**Supplied material:**
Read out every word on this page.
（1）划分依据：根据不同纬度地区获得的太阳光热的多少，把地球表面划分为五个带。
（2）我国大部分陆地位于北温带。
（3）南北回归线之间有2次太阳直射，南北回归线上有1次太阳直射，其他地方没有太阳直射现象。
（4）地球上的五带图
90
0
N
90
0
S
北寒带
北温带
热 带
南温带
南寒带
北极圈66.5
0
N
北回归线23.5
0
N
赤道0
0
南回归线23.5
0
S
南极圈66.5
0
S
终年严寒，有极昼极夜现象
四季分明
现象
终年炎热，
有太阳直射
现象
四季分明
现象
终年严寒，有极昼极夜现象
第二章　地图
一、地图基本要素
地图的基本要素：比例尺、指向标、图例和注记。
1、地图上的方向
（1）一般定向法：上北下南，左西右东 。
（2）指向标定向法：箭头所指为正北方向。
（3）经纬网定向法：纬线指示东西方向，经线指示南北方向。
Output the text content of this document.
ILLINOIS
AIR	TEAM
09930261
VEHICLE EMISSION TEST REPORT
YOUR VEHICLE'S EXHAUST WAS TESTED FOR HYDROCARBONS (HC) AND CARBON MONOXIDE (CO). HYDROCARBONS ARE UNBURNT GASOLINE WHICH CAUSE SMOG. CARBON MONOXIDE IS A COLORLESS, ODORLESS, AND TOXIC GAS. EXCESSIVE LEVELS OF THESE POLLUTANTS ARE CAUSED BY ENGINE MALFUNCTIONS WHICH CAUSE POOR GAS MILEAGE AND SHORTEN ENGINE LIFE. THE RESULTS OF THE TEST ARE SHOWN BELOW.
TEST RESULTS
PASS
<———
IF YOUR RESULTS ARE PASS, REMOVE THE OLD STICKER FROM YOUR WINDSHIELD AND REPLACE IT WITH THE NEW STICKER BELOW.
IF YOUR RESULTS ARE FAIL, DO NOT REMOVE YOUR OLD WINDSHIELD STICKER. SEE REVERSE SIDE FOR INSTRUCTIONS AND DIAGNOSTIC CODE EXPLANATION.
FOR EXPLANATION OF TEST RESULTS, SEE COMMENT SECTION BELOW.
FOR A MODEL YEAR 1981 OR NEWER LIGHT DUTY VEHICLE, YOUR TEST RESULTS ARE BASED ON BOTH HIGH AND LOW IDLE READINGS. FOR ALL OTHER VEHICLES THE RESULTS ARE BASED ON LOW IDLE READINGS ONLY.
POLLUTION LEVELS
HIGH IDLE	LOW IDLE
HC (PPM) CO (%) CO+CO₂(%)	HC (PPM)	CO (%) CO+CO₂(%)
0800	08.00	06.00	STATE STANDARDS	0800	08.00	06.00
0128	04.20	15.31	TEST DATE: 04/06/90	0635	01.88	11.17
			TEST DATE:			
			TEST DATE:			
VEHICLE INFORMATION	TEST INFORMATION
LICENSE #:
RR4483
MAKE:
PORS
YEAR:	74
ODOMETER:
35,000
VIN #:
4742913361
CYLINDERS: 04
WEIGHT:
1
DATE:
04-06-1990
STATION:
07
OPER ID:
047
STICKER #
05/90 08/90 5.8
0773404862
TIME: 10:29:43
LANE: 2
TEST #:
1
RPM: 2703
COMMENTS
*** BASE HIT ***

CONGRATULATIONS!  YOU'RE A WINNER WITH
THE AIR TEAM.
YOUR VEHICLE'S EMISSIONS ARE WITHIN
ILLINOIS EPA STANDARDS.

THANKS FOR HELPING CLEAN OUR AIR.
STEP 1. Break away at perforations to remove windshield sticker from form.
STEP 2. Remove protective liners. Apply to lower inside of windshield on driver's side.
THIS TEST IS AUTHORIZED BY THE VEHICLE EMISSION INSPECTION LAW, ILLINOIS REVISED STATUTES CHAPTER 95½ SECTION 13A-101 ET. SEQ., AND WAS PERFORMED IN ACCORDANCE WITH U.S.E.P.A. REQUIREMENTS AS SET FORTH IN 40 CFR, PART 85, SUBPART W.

--

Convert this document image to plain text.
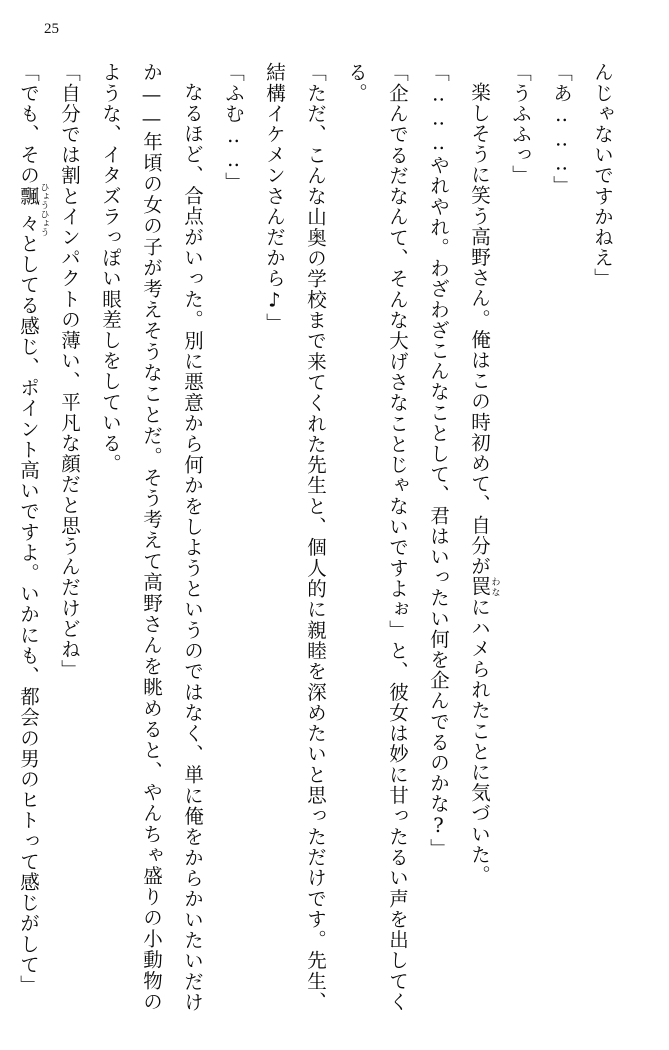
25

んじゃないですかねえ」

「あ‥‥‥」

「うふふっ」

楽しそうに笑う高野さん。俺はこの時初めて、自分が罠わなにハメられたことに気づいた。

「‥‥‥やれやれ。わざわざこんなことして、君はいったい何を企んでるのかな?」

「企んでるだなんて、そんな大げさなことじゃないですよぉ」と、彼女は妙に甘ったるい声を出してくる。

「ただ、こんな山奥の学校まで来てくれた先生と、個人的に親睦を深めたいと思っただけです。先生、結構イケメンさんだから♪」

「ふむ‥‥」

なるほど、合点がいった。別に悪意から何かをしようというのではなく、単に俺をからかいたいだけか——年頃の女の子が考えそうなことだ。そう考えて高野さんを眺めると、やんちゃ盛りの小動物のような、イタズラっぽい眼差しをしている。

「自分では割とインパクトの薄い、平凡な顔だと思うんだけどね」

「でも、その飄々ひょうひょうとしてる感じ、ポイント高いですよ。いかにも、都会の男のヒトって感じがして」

**What to do:** State only the number of lines in these entries that contain "SECTION".

**Response below:** 2